▶ _The request_: From the listing below, extract every line in which the word "zastosowania" appears.

▶ _Record excerpts_:
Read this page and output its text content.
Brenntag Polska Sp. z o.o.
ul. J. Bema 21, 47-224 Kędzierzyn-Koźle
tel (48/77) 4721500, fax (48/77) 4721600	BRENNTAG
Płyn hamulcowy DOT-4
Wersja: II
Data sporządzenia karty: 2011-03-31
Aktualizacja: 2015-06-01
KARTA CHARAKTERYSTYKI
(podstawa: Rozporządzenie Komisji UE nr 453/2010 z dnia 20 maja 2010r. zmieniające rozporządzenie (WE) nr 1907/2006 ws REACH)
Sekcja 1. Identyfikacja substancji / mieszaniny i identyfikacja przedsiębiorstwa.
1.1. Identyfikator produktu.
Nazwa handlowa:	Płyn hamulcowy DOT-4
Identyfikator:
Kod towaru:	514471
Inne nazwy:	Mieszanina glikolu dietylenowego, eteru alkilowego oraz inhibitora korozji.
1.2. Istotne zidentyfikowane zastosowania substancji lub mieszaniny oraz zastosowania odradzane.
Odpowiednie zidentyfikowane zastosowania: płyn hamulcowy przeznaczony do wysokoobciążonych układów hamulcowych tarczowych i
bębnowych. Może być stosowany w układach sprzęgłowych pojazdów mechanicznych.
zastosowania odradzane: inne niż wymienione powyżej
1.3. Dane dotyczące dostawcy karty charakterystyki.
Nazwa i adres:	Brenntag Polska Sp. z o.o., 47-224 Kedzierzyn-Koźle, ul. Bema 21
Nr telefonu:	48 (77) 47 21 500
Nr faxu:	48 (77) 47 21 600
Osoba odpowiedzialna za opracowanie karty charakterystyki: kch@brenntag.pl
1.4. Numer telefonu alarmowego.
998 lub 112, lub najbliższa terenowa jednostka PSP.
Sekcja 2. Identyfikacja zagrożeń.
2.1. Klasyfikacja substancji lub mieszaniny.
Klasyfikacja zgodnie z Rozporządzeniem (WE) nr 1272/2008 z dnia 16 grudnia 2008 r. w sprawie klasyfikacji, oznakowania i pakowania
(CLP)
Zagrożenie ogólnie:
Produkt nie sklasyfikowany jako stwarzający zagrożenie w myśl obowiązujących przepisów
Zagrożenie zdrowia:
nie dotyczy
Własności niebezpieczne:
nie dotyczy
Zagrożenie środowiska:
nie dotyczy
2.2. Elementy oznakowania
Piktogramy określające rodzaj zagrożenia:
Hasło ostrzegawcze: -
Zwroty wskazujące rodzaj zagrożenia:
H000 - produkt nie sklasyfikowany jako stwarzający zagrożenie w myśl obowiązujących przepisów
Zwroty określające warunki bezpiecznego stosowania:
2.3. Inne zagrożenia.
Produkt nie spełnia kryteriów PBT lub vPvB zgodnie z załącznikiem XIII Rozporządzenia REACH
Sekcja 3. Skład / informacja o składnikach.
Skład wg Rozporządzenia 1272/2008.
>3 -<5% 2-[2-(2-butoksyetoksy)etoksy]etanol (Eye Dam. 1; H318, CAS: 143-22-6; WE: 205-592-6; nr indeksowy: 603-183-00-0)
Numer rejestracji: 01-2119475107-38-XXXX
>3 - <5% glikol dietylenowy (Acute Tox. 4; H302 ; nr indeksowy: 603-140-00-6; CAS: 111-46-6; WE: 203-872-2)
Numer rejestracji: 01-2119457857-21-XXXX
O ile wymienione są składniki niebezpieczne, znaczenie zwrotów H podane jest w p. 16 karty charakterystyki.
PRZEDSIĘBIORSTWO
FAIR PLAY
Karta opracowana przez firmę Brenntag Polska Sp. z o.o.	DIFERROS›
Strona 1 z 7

▶ _Response to this exercise_:
1.2. Istotne zidentyfikowane zastosowania substancji lub mieszaniny oraz zastosowania odradzane.
Odpowiednie zidentyfikowane zastosowania: płyn hamulcowy przeznaczony do wysokoobciążonych układów hamulcowych tarczowych i
zastosowania odradzane: inne niż wymienione powyżej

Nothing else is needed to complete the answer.